===== DATASET ENTRIES =====
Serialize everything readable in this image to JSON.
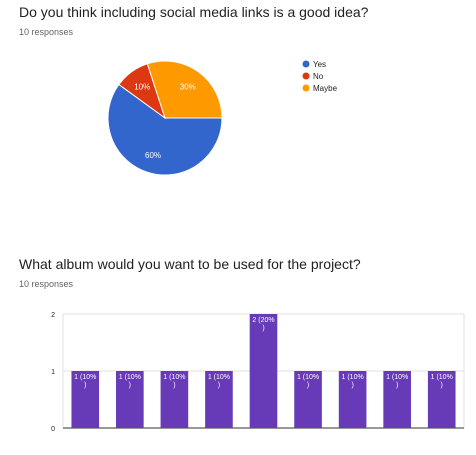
{
  "questions": [
    {
      "title": "Do you think including social media links is a good idea?",
      "responses": "10 responses"
    },
    {
      "title": "What album would you want to be used for the project?",
      "responses": "10 responses"
    }
  ],
  "chart_data": [
    {
      "type": "pie",
      "labels": [
        "Yes",
        "No",
        "Maybe"
      ],
      "values": [
        60,
        10,
        30
      ],
      "slice_labels": [
        "60%",
        "10%",
        "30%"
      ],
      "colors": [
        "#3366cc",
        "#dc3912",
        "#ff9900"
      ],
      "legend": "right"
    },
    {
      "type": "bar",
      "categories": [
        "",
        "",
        "",
        "",
        "",
        "",
        "",
        "",
        ""
      ],
      "values": [
        1,
        1,
        1,
        1,
        2,
        1,
        1,
        1,
        1
      ],
      "data_labels": [
        "1 (10%\n)",
        "1 (10%\n)",
        "1 (10%\n)",
        "1 (10%\n)",
        "2 (20%\n)",
        "1 (10%\n)",
        "1 (10%\n)",
        "1 (10%\n)",
        "1 (10%\n)"
      ],
      "ylim": [
        0,
        2
      ],
      "yticks": [
        "0",
        "1",
        "2"
      ],
      "grid": true,
      "color": "#673ab7"
    }
  ]
}
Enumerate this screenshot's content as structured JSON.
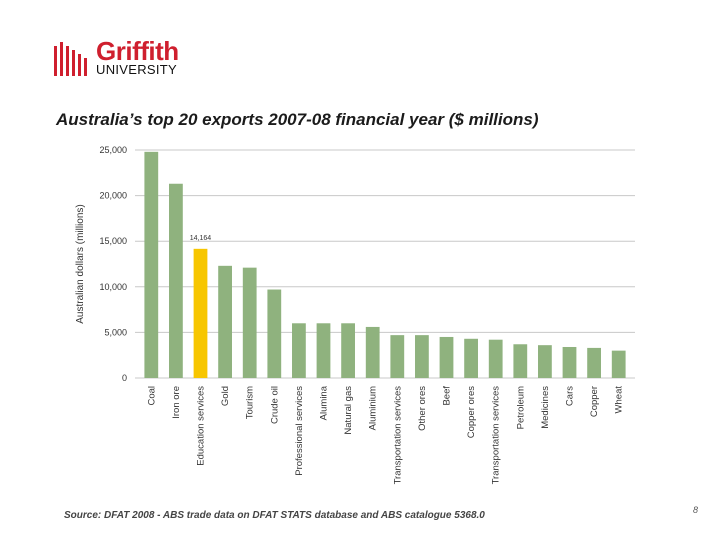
{
  "logo": {
    "line1": "Griffith",
    "line2": "UNIVERSITY"
  },
  "title": "Australia’s top 20 exports 2007-08 financial year ($ millions)",
  "source": "Source: DFAT 2008 - ABS trade data on DFAT STATS database and ABS catalogue 5368.0",
  "page_number": "8",
  "colors": {
    "bar": "#8fb27e",
    "highlight": "#f7c600",
    "grid": "#c8c8c8",
    "brand_red": "#cf1f2e"
  },
  "chart_data": {
    "type": "bar",
    "title": "Australia’s top 20 exports 2007-08 financial year ($ millions)",
    "xlabel": "",
    "ylabel": "Australian dollars (millions)",
    "ylim": [
      0,
      25000
    ],
    "yticks": [
      0,
      5000,
      10000,
      15000,
      20000,
      25000
    ],
    "ytick_labels": [
      "0",
      "5,000",
      "10,000",
      "15,000",
      "20,000",
      "25,000"
    ],
    "grid": true,
    "categories": [
      "Coal",
      "Iron ore",
      "Education services",
      "Gold",
      "Tourism",
      "Crude oil",
      "Professional services",
      "Alumina",
      "Natural gas",
      "Aluminium",
      "Transportation services",
      "Other ores",
      "Beef",
      "Copper ores",
      "Transportation services",
      "Petroleum",
      "Medicines",
      "Cars",
      "Copper",
      "Wheat"
    ],
    "values": [
      24800,
      21300,
      14164,
      12300,
      12100,
      9700,
      6000,
      6000,
      6000,
      5600,
      4700,
      4700,
      4500,
      4300,
      4200,
      3700,
      3600,
      3400,
      3300,
      3000
    ],
    "highlight_index": 2,
    "annotations": [
      {
        "category": "Education services",
        "text": "14,164"
      }
    ]
  }
}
=====
GOAL
Look through the material and say how many lines hold "exports". Give the number only.

EXERCISE OUTPUT
2